**The data:**
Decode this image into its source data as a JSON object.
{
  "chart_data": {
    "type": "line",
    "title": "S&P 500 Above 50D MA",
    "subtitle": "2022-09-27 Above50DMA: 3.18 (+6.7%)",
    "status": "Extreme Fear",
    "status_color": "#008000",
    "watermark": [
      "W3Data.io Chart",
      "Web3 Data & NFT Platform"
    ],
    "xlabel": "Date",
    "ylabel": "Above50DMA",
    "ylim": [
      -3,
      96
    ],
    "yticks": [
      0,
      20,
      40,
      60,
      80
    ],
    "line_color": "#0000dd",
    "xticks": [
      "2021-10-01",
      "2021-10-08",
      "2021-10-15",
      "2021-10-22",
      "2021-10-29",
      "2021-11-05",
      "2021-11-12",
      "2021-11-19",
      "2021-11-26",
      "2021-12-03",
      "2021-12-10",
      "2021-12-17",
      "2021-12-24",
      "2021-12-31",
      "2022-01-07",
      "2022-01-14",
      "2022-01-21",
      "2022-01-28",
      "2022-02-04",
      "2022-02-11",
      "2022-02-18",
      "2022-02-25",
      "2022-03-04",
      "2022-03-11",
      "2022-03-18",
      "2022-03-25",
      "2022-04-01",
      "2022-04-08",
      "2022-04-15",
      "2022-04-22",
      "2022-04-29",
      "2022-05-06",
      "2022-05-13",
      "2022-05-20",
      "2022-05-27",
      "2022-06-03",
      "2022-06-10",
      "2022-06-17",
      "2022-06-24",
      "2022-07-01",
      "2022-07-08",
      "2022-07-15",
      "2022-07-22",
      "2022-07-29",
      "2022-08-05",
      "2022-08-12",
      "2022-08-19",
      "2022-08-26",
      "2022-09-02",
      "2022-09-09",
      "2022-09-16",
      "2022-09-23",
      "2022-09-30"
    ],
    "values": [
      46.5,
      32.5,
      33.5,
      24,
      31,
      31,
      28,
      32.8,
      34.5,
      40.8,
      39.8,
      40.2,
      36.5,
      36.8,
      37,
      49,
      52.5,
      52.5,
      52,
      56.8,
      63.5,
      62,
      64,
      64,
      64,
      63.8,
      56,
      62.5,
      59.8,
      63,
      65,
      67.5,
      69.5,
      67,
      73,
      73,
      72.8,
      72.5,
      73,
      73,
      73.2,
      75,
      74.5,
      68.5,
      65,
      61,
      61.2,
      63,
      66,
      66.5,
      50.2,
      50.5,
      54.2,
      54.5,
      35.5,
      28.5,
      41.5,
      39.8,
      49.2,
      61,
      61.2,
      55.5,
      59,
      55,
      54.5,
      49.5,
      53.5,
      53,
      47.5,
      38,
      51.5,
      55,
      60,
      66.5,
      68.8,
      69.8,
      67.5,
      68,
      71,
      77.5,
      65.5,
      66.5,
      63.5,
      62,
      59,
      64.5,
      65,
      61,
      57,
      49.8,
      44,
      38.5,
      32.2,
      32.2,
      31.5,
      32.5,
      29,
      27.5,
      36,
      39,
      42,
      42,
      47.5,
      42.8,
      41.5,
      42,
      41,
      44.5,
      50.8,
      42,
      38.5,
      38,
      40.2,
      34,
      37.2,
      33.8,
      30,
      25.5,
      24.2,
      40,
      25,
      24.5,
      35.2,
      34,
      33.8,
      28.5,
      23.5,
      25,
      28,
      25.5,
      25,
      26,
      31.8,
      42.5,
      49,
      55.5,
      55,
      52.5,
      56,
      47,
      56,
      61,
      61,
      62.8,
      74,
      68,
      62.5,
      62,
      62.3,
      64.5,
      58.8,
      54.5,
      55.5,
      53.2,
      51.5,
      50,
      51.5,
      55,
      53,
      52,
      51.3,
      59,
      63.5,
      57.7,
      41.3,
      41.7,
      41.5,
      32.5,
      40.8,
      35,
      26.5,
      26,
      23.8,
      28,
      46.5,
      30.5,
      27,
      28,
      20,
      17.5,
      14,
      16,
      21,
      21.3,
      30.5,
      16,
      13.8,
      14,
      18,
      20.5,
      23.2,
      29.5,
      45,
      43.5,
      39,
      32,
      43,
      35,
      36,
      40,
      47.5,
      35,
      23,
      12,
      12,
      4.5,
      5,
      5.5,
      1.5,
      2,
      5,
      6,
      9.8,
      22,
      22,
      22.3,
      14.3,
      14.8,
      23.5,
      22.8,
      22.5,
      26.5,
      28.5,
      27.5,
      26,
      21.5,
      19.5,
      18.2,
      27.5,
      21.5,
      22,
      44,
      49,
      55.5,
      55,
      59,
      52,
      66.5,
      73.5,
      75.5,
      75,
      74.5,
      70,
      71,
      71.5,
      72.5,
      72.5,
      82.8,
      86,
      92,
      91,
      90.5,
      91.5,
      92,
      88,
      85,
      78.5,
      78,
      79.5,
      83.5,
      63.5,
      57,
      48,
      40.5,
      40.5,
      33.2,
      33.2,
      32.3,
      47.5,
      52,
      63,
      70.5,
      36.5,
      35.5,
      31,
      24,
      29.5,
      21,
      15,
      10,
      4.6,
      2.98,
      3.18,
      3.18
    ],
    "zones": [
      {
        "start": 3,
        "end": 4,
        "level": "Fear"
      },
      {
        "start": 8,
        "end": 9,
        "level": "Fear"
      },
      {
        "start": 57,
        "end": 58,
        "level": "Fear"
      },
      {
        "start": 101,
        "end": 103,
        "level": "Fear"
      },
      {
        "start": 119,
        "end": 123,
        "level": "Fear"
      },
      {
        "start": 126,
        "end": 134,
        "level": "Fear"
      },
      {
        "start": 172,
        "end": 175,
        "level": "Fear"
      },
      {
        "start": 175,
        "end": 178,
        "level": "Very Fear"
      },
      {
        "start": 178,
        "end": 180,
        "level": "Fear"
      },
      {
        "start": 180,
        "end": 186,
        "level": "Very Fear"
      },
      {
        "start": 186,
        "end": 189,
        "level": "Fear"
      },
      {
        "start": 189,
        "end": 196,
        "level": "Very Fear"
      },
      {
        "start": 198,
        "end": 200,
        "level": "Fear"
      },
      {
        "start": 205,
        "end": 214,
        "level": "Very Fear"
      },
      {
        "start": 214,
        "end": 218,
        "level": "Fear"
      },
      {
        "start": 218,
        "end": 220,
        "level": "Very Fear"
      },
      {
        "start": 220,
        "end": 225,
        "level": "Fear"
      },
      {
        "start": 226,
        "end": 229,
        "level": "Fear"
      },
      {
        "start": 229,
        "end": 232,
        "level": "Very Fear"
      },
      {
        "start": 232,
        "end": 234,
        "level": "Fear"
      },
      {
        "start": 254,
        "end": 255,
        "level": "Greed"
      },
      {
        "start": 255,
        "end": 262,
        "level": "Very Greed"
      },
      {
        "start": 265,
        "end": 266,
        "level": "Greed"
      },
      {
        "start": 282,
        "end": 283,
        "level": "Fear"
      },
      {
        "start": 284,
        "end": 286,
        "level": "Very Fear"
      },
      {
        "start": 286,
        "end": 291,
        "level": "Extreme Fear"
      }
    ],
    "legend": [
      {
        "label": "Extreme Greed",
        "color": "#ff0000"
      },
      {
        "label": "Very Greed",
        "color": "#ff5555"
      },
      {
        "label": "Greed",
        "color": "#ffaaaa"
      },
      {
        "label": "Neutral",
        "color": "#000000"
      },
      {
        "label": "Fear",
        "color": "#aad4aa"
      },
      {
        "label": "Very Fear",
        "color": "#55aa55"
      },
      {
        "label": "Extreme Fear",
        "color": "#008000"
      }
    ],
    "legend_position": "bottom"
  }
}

**The exercise:** Word for word, quote all of the data above.

**Task response:**
Decode this image into its source data as a JSON object.
{
  "chart_data": {
    "type": "line",
    "title": "S&P 500 Above 50D MA",
    "subtitle": "2022-09-27 Above50DMA: 3.18 (+6.7%)",
    "status": "Extreme Fear",
    "status_color": "#008000",
    "watermark": [
      "W3Data.io Chart",
      "Web3 Data & NFT Platform"
    ],
    "xlabel": "Date",
    "ylabel": "Above50DMA",
    "ylim": [
      -3,
      96
    ],
    "yticks": [
      0,
      20,
      40,
      60,
      80
    ],
    "line_color": "#0000dd",
    "xticks": [
      "2021-10-01",
      "2021-10-08",
      "2021-10-15",
      "2021-10-22",
      "2021-10-29",
      "2021-11-05",
      "2021-11-12",
      "2021-11-19",
      "2021-11-26",
      "2021-12-03",
      "2021-12-10",
      "2021-12-17",
      "2021-12-24",
      "2021-12-31",
      "2022-01-07",
      "2022-01-14",
      "2022-01-21",
      "2022-01-28",
      "2022-02-04",
      "2022-02-11",
      "2022-02-18",
      "2022-02-25",
      "2022-03-04",
      "2022-03-11",
      "2022-03-18",
      "2022-03-25",
      "2022-04-01",
      "2022-04-08",
      "2022-04-15",
      "2022-04-22",
      "2022-04-29",
      "2022-05-06",
      "2022-05-13",
      "2022-05-20",
      "2022-05-27",
      "2022-06-03",
      "2022-06-10",
      "2022-06-17",
      "2022-06-24",
      "2022-07-01",
      "2022-07-08",
      "2022-07-15",
      "2022-07-22",
      "2022-07-29",
      "2022-08-05",
      "2022-08-12",
      "2022-08-19",
      "2022-08-26",
      "2022-09-02",
      "2022-09-09",
      "2022-09-16",
      "2022-09-23",
      "2022-09-30"
    ],
    "values": [
      46.5,
      32.5,
      33.5,
      24,
      31,
      31,
      28,
      32.8,
      34.5,
      40.8,
      39.8,
      40.2,
      36.5,
      36.8,
      37,
      49,
      52.5,
      52.5,
      52,
      56.8,
      63.5,
      62,
      64,
      64,
      64,
      63.8,
      56,
      62.5,
      59.8,
      63,
      65,
      67.5,
      69.5,
      67,
      73,
      73,
      72.8,
      72.5,
      73,
      73,
      73.2,
      75,
      74.5,
      68.5,
      65,
      61,
      61.2,
      63,
      66,
      66.5,
      50.2,
      50.5,
      54.2,
      54.5,
      35.5,
      28.5,
      41.5,
      39.8,
      49.2,
      61,
      61.2,
      55.5,
      59,
      55,
      54.5,
      49.5,
      53.5,
      53,
      47.5,
      38,
      51.5,
      55,
      60,
      66.5,
      68.8,
      69.8,
      67.5,
      68,
      71,
      77.5,
      65.5,
      66.5,
      63.5,
      62,
      59,
      64.5,
      65,
      61,
      57,
      49.8,
      44,
      38.5,
      32.2,
      32.2,
      31.5,
      32.5,
      29,
      27.5,
      36,
      39,
      42,
      42,
      47.5,
      42.8,
      41.5,
      42,
      41,
      44.5,
      50.8,
      42,
      38.5,
      38,
      40.2,
      34,
      37.2,
      33.8,
      30,
      25.5,
      24.2,
      40,
      25,
      24.5,
      35.2,
      34,
      33.8,
      28.5,
      23.5,
      25,
      28,
      25.5,
      25,
      26,
      31.8,
      42.5,
      49,
      55.5,
      55,
      52.5,
      56,
      47,
      56,
      61,
      61,
      62.8,
      74,
      68,
      62.5,
      62,
      62.3,
      64.5,
      58.8,
      54.5,
      55.5,
      53.2,
      51.5,
      50,
      51.5,
      55,
      53,
      52,
      51.3,
      59,
      63.5,
      57.7,
      41.3,
      41.7,
      41.5,
      32.5,
      40.8,
      35,
      26.5,
      26,
      23.8,
      28,
      46.5,
      30.5,
      27,
      28,
      20,
      17.5,
      14,
      16,
      21,
      21.3,
      30.5,
      16,
      13.8,
      14,
      18,
      20.5,
      23.2,
      29.5,
      45,
      43.5,
      39,
      32,
      43,
      35,
      36,
      40,
      47.5,
      35,
      23,
      12,
      12,
      4.5,
      5,
      5.5,
      1.5,
      2,
      5,
      6,
      9.8,
      22,
      22,
      22.3,
      14.3,
      14.8,
      23.5,
      22.8,
      22.5,
      26.5,
      28.5,
      27.5,
      26,
      21.5,
      19.5,
      18.2,
      27.5,
      21.5,
      22,
      44,
      49,
      55.5,
      55,
      59,
      52,
      66.5,
      73.5,
      75.5,
      75,
      74.5,
      70,
      71,
      71.5,
      72.5,
      72.5,
      82.8,
      86,
      92,
      91,
      90.5,
      91.5,
      92,
      88,
      85,
      78.5,
      78,
      79.5,
      83.5,
      63.5,
      57,
      48,
      40.5,
      40.5,
      33.2,
      33.2,
      32.3,
      47.5,
      52,
      63,
      70.5,
      36.5,
      35.5,
      31,
      24,
      29.5,
      21,
      15,
      10,
      4.6,
      2.98,
      3.18,
      3.18
    ],
    "zones": [
      {
        "start": 3,
        "end": 4,
        "level": "Fear"
      },
      {
        "start": 8,
        "end": 9,
        "level": "Fear"
      },
      {
        "start": 57,
        "end": 58,
        "level": "Fear"
      },
      {
        "start": 101,
        "end": 103,
        "level": "Fear"
      },
      {
        "start": 119,
        "end": 123,
        "level": "Fear"
      },
      {
        "start": 126,
        "end": 134,
        "level": "Fear"
      },
      {
        "start": 172,
        "end": 175,
        "level": "Fear"
      },
      {
        "start": 175,
        "end": 178,
        "level": "Very Fear"
      },
      {
        "start": 178,
        "end": 180,
        "level": "Fear"
      },
      {
        "start": 180,
        "end": 186,
        "level": "Very Fear"
      },
      {
        "start": 186,
        "end": 189,
        "level": "Fear"
      },
      {
        "start": 189,
        "end": 196,
        "level": "Very Fear"
      },
      {
        "start": 198,
        "end": 200,
        "level": "Fear"
      },
      {
        "start": 205,
        "end": 214,
        "level": "Very Fear"
      },
      {
        "start": 214,
        "end": 218,
        "level": "Fear"
      },
      {
        "start": 218,
        "end": 220,
        "level": "Very Fear"
      },
      {
        "start": 220,
        "end": 225,
        "level": "Fear"
      },
      {
        "start": 226,
        "end": 229,
        "level": "Fear"
      },
      {
        "start": 229,
        "end": 232,
        "level": "Very Fear"
      },
      {
        "start": 232,
        "end": 234,
        "level": "Fear"
      },
      {
        "start": 254,
        "end": 255,
        "level": "Greed"
      },
      {
        "start": 255,
        "end": 262,
        "level": "Very Greed"
      },
      {
        "start": 265,
        "end": 266,
        "level": "Greed"
      },
      {
        "start": 282,
        "end": 283,
        "level": "Fear"
      },
      {
        "start": 284,
        "end": 286,
        "level": "Very Fear"
      },
      {
        "start": 286,
        "end": 291,
        "level": "Extreme Fear"
      }
    ],
    "legend": [
      {
        "label": "Extreme Greed",
        "color": "#ff0000"
      },
      {
        "label": "Very Greed",
        "color": "#ff5555"
      },
      {
        "label": "Greed",
        "color": "#ffaaaa"
      },
      {
        "label": "Neutral",
        "color": "#000000"
      },
      {
        "label": "Fear",
        "color": "#aad4aa"
      },
      {
        "label": "Very Fear",
        "color": "#55aa55"
      },
      {
        "label": "Extreme Fear",
        "color": "#008000"
      }
    ],
    "legend_position": "bottom"
  }
}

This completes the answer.